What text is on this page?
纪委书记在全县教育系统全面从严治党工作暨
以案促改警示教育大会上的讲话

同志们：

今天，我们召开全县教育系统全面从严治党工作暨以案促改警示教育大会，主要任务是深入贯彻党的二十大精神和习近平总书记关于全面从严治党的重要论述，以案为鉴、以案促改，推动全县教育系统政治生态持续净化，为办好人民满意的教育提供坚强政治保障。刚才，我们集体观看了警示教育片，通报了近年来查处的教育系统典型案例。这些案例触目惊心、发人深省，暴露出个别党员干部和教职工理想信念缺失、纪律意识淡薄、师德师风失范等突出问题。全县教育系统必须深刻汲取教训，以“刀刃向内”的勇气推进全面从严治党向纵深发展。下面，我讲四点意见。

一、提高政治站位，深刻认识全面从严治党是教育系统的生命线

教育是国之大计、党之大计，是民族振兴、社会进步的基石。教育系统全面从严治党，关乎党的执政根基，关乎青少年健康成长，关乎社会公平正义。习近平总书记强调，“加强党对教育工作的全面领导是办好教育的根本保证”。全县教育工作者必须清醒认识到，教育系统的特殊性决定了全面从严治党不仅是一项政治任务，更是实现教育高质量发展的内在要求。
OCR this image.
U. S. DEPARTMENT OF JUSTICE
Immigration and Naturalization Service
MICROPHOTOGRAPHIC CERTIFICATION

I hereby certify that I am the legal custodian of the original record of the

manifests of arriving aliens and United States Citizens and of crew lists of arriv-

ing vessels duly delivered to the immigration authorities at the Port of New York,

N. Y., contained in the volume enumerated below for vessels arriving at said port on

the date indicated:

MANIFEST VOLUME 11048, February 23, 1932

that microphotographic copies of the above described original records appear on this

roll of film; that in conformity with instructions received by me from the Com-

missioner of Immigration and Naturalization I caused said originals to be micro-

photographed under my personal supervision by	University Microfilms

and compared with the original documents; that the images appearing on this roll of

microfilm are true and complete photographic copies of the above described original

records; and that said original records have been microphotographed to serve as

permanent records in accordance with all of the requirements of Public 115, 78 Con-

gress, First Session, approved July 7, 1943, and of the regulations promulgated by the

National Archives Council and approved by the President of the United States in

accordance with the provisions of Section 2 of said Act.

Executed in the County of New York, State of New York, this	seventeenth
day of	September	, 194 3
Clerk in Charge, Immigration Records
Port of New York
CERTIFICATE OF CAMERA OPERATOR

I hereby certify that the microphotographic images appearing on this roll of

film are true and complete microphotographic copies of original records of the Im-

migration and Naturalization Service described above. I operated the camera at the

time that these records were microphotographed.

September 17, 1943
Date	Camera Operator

◆ **SHORT TASK**
Repeat the preceding lines exactly, please, every one of them.

◆ **ANSWER FOR THIS EXERCISE**
What text is on this page?
纪委书记在全县教育系统全面从严治党工作暨
以案促改警示教育大会上的讲话

同志们：

今天，我们召开全县教育系统全面从严治党工作暨以案促改警示教育大会，主要任务是深入贯彻党的二十大精神和习近平总书记关于全面从严治党的重要论述，以案为鉴、以案促改，推动全县教育系统政治生态持续净化，为办好人民满意的教育提供坚强政治保障。刚才，我们集体观看了警示教育片，通报了近年来查处的教育系统典型案例。这些案例触目惊心、发人深省，暴露出个别党员干部和教职工理想信念缺失、纪律意识淡薄、师德师风失范等突出问题。全县教育系统必须深刻汲取教训，以“刀刃向内”的勇气推进全面从严治党向纵深发展。下面，我讲四点意见。

一、提高政治站位，深刻认识全面从严治党是教育系统的生命线

教育是国之大计、党之大计，是民族振兴、社会进步的基石。教育系统全面从严治党，关乎党的执政根基，关乎青少年健康成长，关乎社会公平正义。习近平总书记强调，“加强党对教育工作的全面领导是办好教育的根本保证”。全县教育工作者必须清醒认识到，教育系统的特殊性决定了全面从严治党不仅是一项政治任务，更是实现教育高质量发展的内在要求。
OCR this image.
U. S. DEPARTMENT OF JUSTICE
Immigration and Naturalization Service
MICROPHOTOGRAPHIC CERTIFICATION

I hereby certify that I am the legal custodian of the original record of the

manifests of arriving aliens and United States Citizens and of crew lists of arriv-

ing vessels duly delivered to the immigration authorities at the Port of New York,

N. Y., contained in the volume enumerated below for vessels arriving at said port on

the date indicated:

MANIFEST VOLUME 11048, February 23, 1932

that microphotographic copies of the above described original records appear on this

roll of film; that in conformity with instructions received by me from the Com-

missioner of Immigration and Naturalization I caused said originals to be micro-

photographed under my personal supervision by	University Microfilms

and compared with the original documents; that the images appearing on this roll of

microfilm are true and complete photographic copies of the above described original

records; and that said original records have been microphotographed to serve as

permanent records in accordance with all of the requirements of Public 115, 78 Con-

gress, First Session, approved July 7, 1943, and of the regulations promulgated by the

National Archives Council and approved by the President of the United States in

accordance with the provisions of Section 2 of said Act.

Executed in the County of New York, State of New York, this	seventeenth
day of	September	, 194 3
Clerk in Charge, Immigration Records
Port of New York
CERTIFICATE OF CAMERA OPERATOR

I hereby certify that the microphotographic images appearing on this roll of

film are true and complete microphotographic copies of original records of the Im-

migration and Naturalization Service described above. I operated the camera at the

time that these records were microphotographed.

September 17, 1943
Date	Camera Operator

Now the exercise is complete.